Copy out every record below exactly as written, but leave out any pictures.

╭─ GIVEN DATA

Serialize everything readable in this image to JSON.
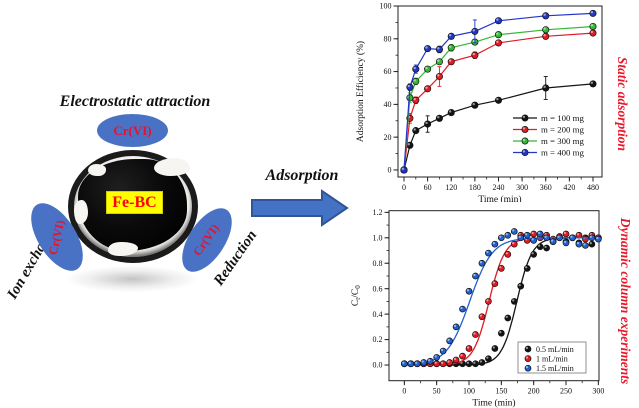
{
  "left_panel": {
    "electrostatic_label": "Electrostatic attraction",
    "ion_exchange_label": "Ion exchange",
    "reduction_label": "Reduction",
    "cr_label": "Cr(VI)",
    "material_label": "Fe-BC",
    "oval_color": "#4a72c4",
    "cr_text_color": "#e8112d",
    "material_bg": "#ffff00",
    "material_text_color": "#ff0000"
  },
  "arrow": {
    "label": "Adsorption",
    "fill": "#4472c4",
    "border": "#2e5596"
  },
  "captions": {
    "static": "Static adsorption",
    "dynamic": "Dynamic column experiments",
    "color": "#e8192c"
  },
  "chart_data": [
    {
      "type": "line",
      "title": "",
      "xlabel": "Time (min)",
      "ylabel": "Adsorption Efficiency (%)",
      "xlim": [
        -15.2,
        502.9
      ],
      "ylim": [
        -4.3,
        100
      ],
      "xticks": [
        "0",
        "60",
        "120",
        "180",
        "240",
        "300",
        "360",
        "420",
        "480"
      ],
      "yticks": [
        "0",
        "20",
        "40",
        "60",
        "80",
        "100"
      ],
      "xminor": 30,
      "yminor": 10,
      "grid": false,
      "legend_position": "inside lower right, no border",
      "x": [
        0,
        15,
        30,
        60,
        90,
        120,
        180,
        240,
        360,
        480
      ],
      "series": [
        {
          "name": "m = 100 mg",
          "color": "#141414",
          "values": [
            0,
            15,
            24,
            28,
            31.5,
            35,
            39.5,
            42.5,
            50,
            52.5
          ],
          "errors": [
            0.5,
            1,
            1,
            5,
            1.5,
            1,
            1.5,
            1,
            7,
            1.5
          ]
        },
        {
          "name": "m = 200 mg",
          "color": "#e01b24",
          "values": [
            0,
            31.5,
            42.5,
            49.5,
            57,
            66,
            70,
            77.5,
            81.5,
            83.5
          ],
          "errors": [
            0.5,
            3,
            2,
            1.5,
            6,
            1.5,
            2,
            1.5,
            1.5,
            1.5
          ]
        },
        {
          "name": "m = 300 mg",
          "color": "#35b835",
          "values": [
            0,
            44,
            54,
            61.5,
            66,
            74.5,
            78,
            82.5,
            85.5,
            87.5
          ],
          "errors": [
            0.5,
            3,
            2,
            1.5,
            1.5,
            2,
            1.5,
            1.5,
            1.5,
            1.5
          ]
        },
        {
          "name": "m = 400 mg",
          "color": "#2136c9",
          "values": [
            0,
            50.5,
            61.5,
            74,
            73.5,
            81.5,
            84.5,
            91,
            94,
            95.5
          ],
          "errors": [
            0.5,
            2,
            2.5,
            1.5,
            2,
            1.5,
            7,
            1.5,
            1.5,
            1
          ]
        }
      ]
    },
    {
      "type": "scatter",
      "title": "",
      "xlabel": "Time (min)",
      "ylabel": "Ct/C0",
      "ylabel_parts": [
        {
          "t": "C"
        },
        {
          "t": "t",
          "sub": true
        },
        {
          "t": "/C"
        },
        {
          "t": "0",
          "sub": true
        }
      ],
      "xlim": [
        -23.7,
        301
      ],
      "ylim": [
        -0.123,
        1.213
      ],
      "xticks": [
        "0",
        "50",
        "100",
        "150",
        "200",
        "250",
        "300"
      ],
      "yticks": [
        "0.0",
        "0.2",
        "0.4",
        "0.6",
        "0.8",
        "1.0",
        "1.2"
      ],
      "xminor": 25,
      "yminor": 0.1,
      "grid": false,
      "legend_position": "inside lower right, boxed",
      "x": [
        0,
        10,
        20,
        30,
        40,
        50,
        60,
        70,
        80,
        90,
        100,
        110,
        120,
        130,
        140,
        150,
        160,
        170,
        180,
        190,
        200,
        210,
        220,
        230,
        240,
        250,
        260,
        270,
        280,
        290,
        300
      ],
      "series": [
        {
          "name": "0.5 mL/min",
          "color": "#141414",
          "fit": {
            "t0": 174,
            "k": 0.085
          },
          "values": [
            0.01,
            0.01,
            0.01,
            0.01,
            0.01,
            0.01,
            0.01,
            0.01,
            0.01,
            0.01,
            0.01,
            0.01,
            0.02,
            0.05,
            0.13,
            0.25,
            0.37,
            0.5,
            0.62,
            0.76,
            0.87,
            0.93,
            0.92,
            0.97,
            1.0,
            0.97,
            1.0,
            0.96,
            1.0,
            0.95,
            1.0
          ]
        },
        {
          "name": "1 mL/min",
          "color": "#e01b24",
          "fit": {
            "t0": 131,
            "k": 0.082
          },
          "values": [
            0.01,
            0.01,
            0.01,
            0.01,
            0.01,
            0.01,
            0.01,
            0.02,
            0.04,
            0.07,
            0.13,
            0.24,
            0.38,
            0.5,
            0.64,
            0.76,
            0.87,
            0.95,
            1.02,
            0.98,
            1.03,
            1.0,
            1.02,
            0.99,
            1.01,
            1.03,
            1.0,
            1.02,
            0.99,
            1.02,
            1.0
          ]
        },
        {
          "name": "1.5 mL/min",
          "color": "#2160d0",
          "fit": {
            "t0": 101,
            "k": 0.057
          },
          "values": [
            0.01,
            0.01,
            0.01,
            0.02,
            0.03,
            0.06,
            0.11,
            0.19,
            0.3,
            0.44,
            0.58,
            0.7,
            0.8,
            0.88,
            0.95,
            1.0,
            1.02,
            1.05,
            1.0,
            1.02,
            0.98,
            1.03,
            1.0,
            0.97,
            1.0,
            0.96,
            1.0,
            0.95,
            0.94,
            1.0,
            0.99
          ]
        }
      ]
    }
  ]
}
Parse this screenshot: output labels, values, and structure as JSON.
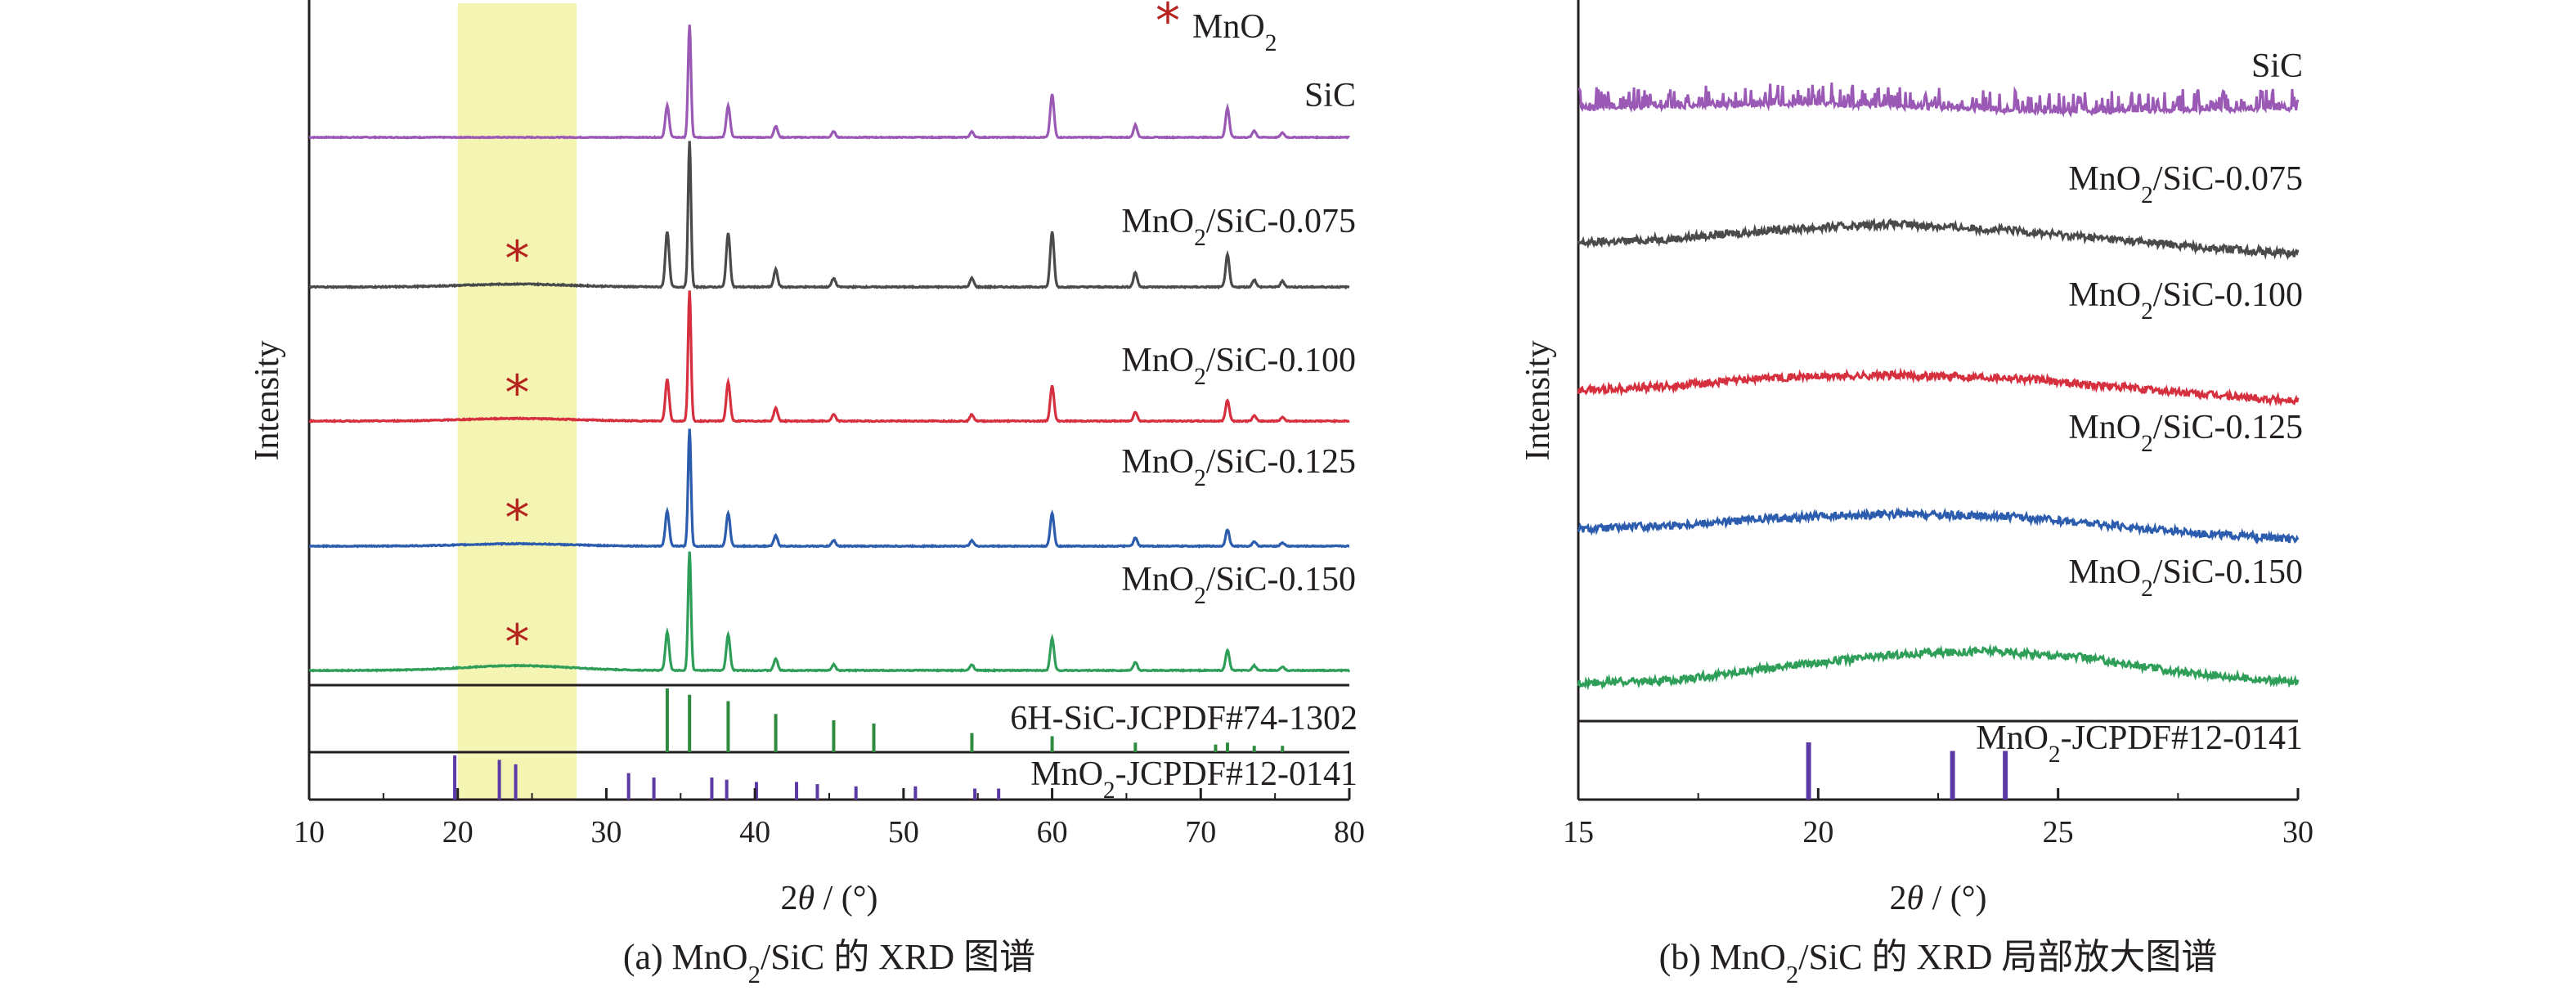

╰─

◆ REPLY:
Serialize everything readable in this image to JSON.
{
  "left_panel": {
    "electrostatic_label": "Electrostatic attraction",
    "ion_exchange_label": "Ion exchange",
    "reduction_label": "Reduction",
    "cr_label": "Cr(VI)",
    "material_label": "Fe-BC",
    "oval_color": "#4a72c4",
    "cr_text_color": "#e8112d",
    "material_bg": "#ffff00",
    "material_text_color": "#ff0000"
  },
  "arrow": {
    "label": "Adsorption",
    "fill": "#4472c4",
    "border": "#2e5596"
  },
  "captions": {
    "static": "Static adsorption",
    "dynamic": "Dynamic column experiments",
    "color": "#e8192c"
  },
  "chart_data": [
    {
      "type": "line",
      "title": "",
      "xlabel": "Time (min)",
      "ylabel": "Adsorption Efficiency (%)",
      "xlim": [
        -15.2,
        502.9
      ],
      "ylim": [
        -4.3,
        100
      ],
      "xticks": [
        "0",
        "60",
        "120",
        "180",
        "240",
        "300",
        "360",
        "420",
        "480"
      ],
      "yticks": [
        "0",
        "20",
        "40",
        "60",
        "80",
        "100"
      ],
      "xminor": 30,
      "yminor": 10,
      "grid": false,
      "legend_position": "inside lower right, no border",
      "x": [
        0,
        15,
        30,
        60,
        90,
        120,
        180,
        240,
        360,
        480
      ],
      "series": [
        {
          "name": "m = 100 mg",
          "color": "#141414",
          "values": [
            0,
            15,
            24,
            28,
            31.5,
            35,
            39.5,
            42.5,
            50,
            52.5
          ],
          "errors": [
            0.5,
            1,
            1,
            5,
            1.5,
            1,
            1.5,
            1,
            7,
            1.5
          ]
        },
        {
          "name": "m = 200 mg",
          "color": "#e01b24",
          "values": [
            0,
            31.5,
            42.5,
            49.5,
            57,
            66,
            70,
            77.5,
            81.5,
            83.5
          ],
          "errors": [
            0.5,
            3,
            2,
            1.5,
            6,
            1.5,
            2,
            1.5,
            1.5,
            1.5
          ]
        },
        {
          "name": "m = 300 mg",
          "color": "#35b835",
          "values": [
            0,
            44,
            54,
            61.5,
            66,
            74.5,
            78,
            82.5,
            85.5,
            87.5
          ],
          "errors": [
            0.5,
            3,
            2,
            1.5,
            1.5,
            2,
            1.5,
            1.5,
            1.5,
            1.5
          ]
        },
        {
          "name": "m = 400 mg",
          "color": "#2136c9",
          "values": [
            0,
            50.5,
            61.5,
            74,
            73.5,
            81.5,
            84.5,
            91,
            94,
            95.5
          ],
          "errors": [
            0.5,
            2,
            2.5,
            1.5,
            2,
            1.5,
            7,
            1.5,
            1.5,
            1
          ]
        }
      ]
    },
    {
      "type": "scatter",
      "title": "",
      "xlabel": "Time (min)",
      "ylabel": "Ct/C0",
      "ylabel_parts": [
        {
          "t": "C"
        },
        {
          "t": "t",
          "sub": true
        },
        {
          "t": "/C"
        },
        {
          "t": "0",
          "sub": true
        }
      ],
      "xlim": [
        -23.7,
        301
      ],
      "ylim": [
        -0.123,
        1.213
      ],
      "xticks": [
        "0",
        "50",
        "100",
        "150",
        "200",
        "250",
        "300"
      ],
      "yticks": [
        "0.0",
        "0.2",
        "0.4",
        "0.6",
        "0.8",
        "1.0",
        "1.2"
      ],
      "xminor": 25,
      "yminor": 0.1,
      "grid": false,
      "legend_position": "inside lower right, boxed",
      "x": [
        0,
        10,
        20,
        30,
        40,
        50,
        60,
        70,
        80,
        90,
        100,
        110,
        120,
        130,
        140,
        150,
        160,
        170,
        180,
        190,
        200,
        210,
        220,
        230,
        240,
        250,
        260,
        270,
        280,
        290,
        300
      ],
      "series": [
        {
          "name": "0.5 mL/min",
          "color": "#141414",
          "fit": {
            "t0": 174,
            "k": 0.085
          },
          "values": [
            0.01,
            0.01,
            0.01,
            0.01,
            0.01,
            0.01,
            0.01,
            0.01,
            0.01,
            0.01,
            0.01,
            0.01,
            0.02,
            0.05,
            0.13,
            0.25,
            0.37,
            0.5,
            0.62,
            0.76,
            0.87,
            0.93,
            0.92,
            0.97,
            1.0,
            0.97,
            1.0,
            0.96,
            1.0,
            0.95,
            1.0
          ]
        },
        {
          "name": "1 mL/min",
          "color": "#e01b24",
          "fit": {
            "t0": 131,
            "k": 0.082
          },
          "values": [
            0.01,
            0.01,
            0.01,
            0.01,
            0.01,
            0.01,
            0.01,
            0.02,
            0.04,
            0.07,
            0.13,
            0.24,
            0.38,
            0.5,
            0.64,
            0.76,
            0.87,
            0.95,
            1.02,
            0.98,
            1.03,
            1.0,
            1.02,
            0.99,
            1.01,
            1.03,
            1.0,
            1.02,
            0.99,
            1.02,
            1.0
          ]
        },
        {
          "name": "1.5 mL/min",
          "color": "#2160d0",
          "fit": {
            "t0": 101,
            "k": 0.057
          },
          "values": [
            0.01,
            0.01,
            0.01,
            0.02,
            0.03,
            0.06,
            0.11,
            0.19,
            0.3,
            0.44,
            0.58,
            0.7,
            0.8,
            0.88,
            0.95,
            1.0,
            1.02,
            1.05,
            1.0,
            1.02,
            0.98,
            1.03,
            1.0,
            0.97,
            1.0,
            0.96,
            1.0,
            0.95,
            0.94,
            1.0,
            0.99
          ]
        }
      ]
    }
  ]
}
Parse this screenshot: output labels, values, and structure as JSON.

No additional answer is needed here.